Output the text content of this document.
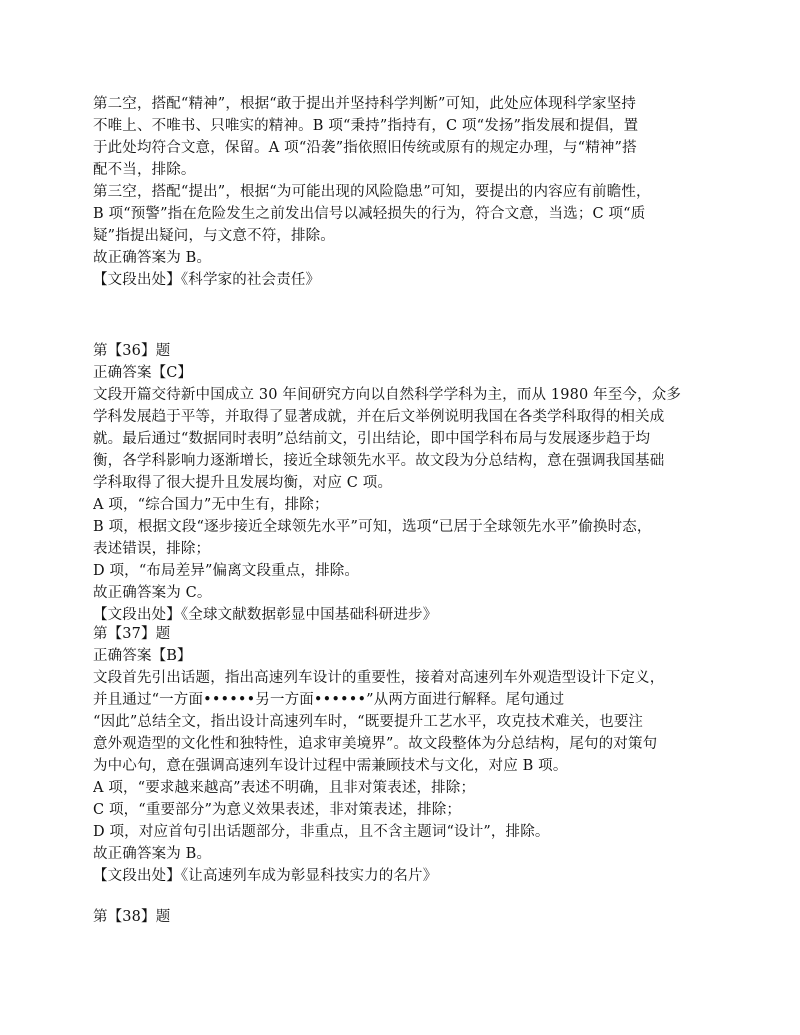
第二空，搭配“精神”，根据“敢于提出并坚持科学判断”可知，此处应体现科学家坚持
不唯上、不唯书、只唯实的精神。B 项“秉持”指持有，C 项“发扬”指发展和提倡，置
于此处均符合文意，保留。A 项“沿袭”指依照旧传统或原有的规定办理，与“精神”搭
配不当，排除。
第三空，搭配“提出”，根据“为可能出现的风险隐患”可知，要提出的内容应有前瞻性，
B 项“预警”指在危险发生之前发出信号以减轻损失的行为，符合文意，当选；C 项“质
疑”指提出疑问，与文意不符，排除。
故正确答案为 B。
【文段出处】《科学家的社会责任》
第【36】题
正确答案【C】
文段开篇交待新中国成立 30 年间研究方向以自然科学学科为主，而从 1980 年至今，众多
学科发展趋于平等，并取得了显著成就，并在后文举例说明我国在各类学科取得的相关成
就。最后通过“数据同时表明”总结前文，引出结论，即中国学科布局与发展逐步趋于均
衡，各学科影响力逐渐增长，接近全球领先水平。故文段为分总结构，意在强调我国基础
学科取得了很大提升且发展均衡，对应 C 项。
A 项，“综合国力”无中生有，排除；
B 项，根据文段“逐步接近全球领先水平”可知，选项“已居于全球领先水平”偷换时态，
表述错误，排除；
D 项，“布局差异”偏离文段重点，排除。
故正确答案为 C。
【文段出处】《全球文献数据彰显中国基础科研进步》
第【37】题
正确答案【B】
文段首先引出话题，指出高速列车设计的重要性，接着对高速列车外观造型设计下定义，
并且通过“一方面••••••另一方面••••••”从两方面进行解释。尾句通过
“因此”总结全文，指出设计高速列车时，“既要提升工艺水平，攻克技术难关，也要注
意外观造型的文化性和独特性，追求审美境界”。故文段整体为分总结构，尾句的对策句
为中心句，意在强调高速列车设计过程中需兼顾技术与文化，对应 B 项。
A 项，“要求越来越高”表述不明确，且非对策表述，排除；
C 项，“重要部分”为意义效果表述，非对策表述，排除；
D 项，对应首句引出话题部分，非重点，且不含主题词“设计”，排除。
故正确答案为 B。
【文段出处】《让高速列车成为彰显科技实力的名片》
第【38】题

==

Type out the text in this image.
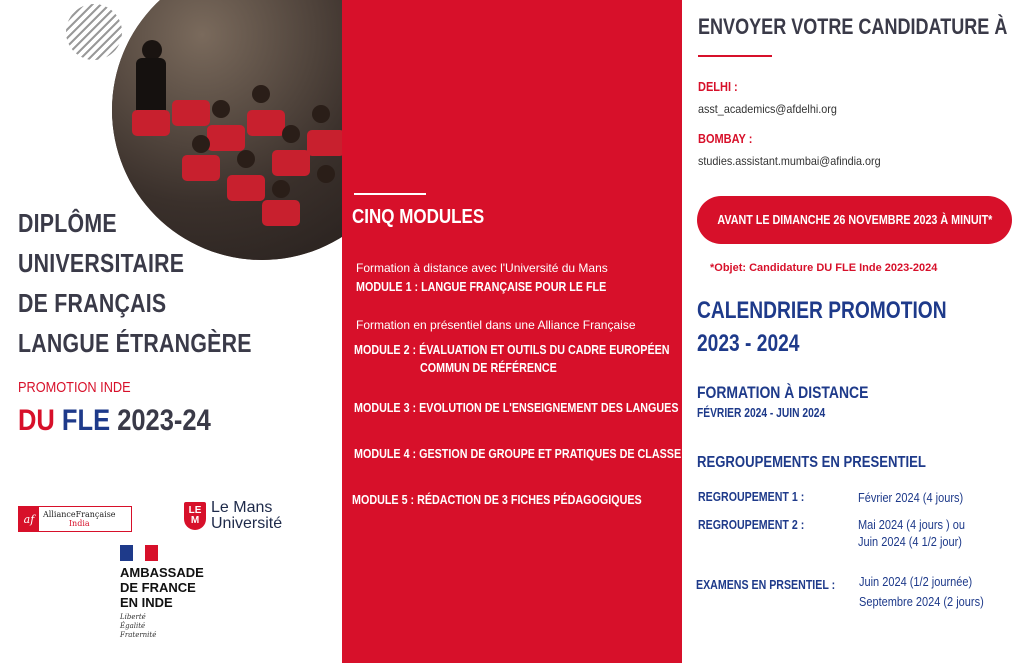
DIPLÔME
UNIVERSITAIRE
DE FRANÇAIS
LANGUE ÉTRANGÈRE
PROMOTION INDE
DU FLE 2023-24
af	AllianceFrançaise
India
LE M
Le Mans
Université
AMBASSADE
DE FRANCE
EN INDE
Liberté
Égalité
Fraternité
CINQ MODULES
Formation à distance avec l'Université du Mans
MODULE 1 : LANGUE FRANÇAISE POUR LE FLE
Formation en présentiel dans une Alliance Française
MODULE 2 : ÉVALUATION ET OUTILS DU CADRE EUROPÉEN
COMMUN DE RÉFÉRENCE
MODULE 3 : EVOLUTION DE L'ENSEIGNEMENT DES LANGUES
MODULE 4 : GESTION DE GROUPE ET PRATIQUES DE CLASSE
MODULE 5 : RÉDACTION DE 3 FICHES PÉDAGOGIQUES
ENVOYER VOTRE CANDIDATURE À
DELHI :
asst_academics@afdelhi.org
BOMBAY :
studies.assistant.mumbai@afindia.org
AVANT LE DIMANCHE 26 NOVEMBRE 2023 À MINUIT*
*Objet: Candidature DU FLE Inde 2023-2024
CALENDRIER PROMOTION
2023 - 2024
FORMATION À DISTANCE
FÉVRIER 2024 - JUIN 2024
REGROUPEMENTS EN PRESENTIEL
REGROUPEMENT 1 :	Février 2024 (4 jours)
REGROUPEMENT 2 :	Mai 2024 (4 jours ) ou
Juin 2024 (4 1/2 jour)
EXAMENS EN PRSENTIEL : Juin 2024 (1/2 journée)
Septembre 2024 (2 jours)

Exercise task – Looking at the listing above, count the lines that contain "text" and give nothing but the number.

Reply to the exercise – 2